### REQUIREMENTS
Everything in the listing should be restated word for word.

[BEGIN]

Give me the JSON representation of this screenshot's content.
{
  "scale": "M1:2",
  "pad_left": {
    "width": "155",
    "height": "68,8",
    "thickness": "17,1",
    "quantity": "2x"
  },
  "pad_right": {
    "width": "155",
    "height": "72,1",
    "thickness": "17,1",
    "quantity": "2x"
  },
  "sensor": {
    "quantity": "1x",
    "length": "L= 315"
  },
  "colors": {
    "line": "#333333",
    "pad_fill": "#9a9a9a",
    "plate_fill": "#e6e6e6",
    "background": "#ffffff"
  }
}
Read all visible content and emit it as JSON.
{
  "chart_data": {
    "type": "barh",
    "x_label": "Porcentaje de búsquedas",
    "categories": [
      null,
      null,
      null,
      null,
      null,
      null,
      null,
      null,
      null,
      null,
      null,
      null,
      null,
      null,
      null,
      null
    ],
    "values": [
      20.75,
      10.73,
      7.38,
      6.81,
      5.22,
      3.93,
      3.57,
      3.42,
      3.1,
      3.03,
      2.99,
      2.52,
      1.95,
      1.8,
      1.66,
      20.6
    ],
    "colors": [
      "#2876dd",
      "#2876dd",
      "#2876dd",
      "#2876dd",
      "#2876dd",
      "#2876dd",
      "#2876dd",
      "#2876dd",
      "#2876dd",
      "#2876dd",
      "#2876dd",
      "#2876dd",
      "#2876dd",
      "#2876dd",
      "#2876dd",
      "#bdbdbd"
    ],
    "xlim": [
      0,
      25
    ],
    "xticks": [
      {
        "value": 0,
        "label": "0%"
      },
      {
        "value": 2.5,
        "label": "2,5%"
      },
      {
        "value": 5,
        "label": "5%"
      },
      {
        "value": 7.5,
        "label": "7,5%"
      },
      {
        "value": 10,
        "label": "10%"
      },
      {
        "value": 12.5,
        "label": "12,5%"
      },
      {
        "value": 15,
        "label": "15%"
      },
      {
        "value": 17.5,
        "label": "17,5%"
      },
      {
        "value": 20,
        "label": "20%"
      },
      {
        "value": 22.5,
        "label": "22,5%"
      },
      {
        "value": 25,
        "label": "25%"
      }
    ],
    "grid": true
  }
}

[END]

### EXPECTED OUTPUT
Give me the JSON representation of this screenshot's content.
{
  "scale": "M1:2",
  "pad_left": {
    "width": "155",
    "height": "68,8",
    "thickness": "17,1",
    "quantity": "2x"
  },
  "pad_right": {
    "width": "155",
    "height": "72,1",
    "thickness": "17,1",
    "quantity": "2x"
  },
  "sensor": {
    "quantity": "1x",
    "length": "L= 315"
  },
  "colors": {
    "line": "#333333",
    "pad_fill": "#9a9a9a",
    "plate_fill": "#e6e6e6",
    "background": "#ffffff"
  }
}
Read all visible content and emit it as JSON.
{
  "chart_data": {
    "type": "barh",
    "x_label": "Porcentaje de búsquedas",
    "categories": [
      null,
      null,
      null,
      null,
      null,
      null,
      null,
      null,
      null,
      null,
      null,
      null,
      null,
      null,
      null,
      null
    ],
    "values": [
      20.75,
      10.73,
      7.38,
      6.81,
      5.22,
      3.93,
      3.57,
      3.42,
      3.1,
      3.03,
      2.99,
      2.52,
      1.95,
      1.8,
      1.66,
      20.6
    ],
    "colors": [
      "#2876dd",
      "#2876dd",
      "#2876dd",
      "#2876dd",
      "#2876dd",
      "#2876dd",
      "#2876dd",
      "#2876dd",
      "#2876dd",
      "#2876dd",
      "#2876dd",
      "#2876dd",
      "#2876dd",
      "#2876dd",
      "#2876dd",
      "#bdbdbd"
    ],
    "xlim": [
      0,
      25
    ],
    "xticks": [
      {
        "value": 0,
        "label": "0%"
      },
      {
        "value": 2.5,
        "label": "2,5%"
      },
      {
        "value": 5,
        "label": "5%"
      },
      {
        "value": 7.5,
        "label": "7,5%"
      },
      {
        "value": 10,
        "label": "10%"
      },
      {
        "value": 12.5,
        "label": "12,5%"
      },
      {
        "value": 15,
        "label": "15%"
      },
      {
        "value": 17.5,
        "label": "17,5%"
      },
      {
        "value": 20,
        "label": "20%"
      },
      {
        "value": 22.5,
        "label": "22,5%"
      },
      {
        "value": 25,
        "label": "25%"
      }
    ],
    "grid": true
  }
}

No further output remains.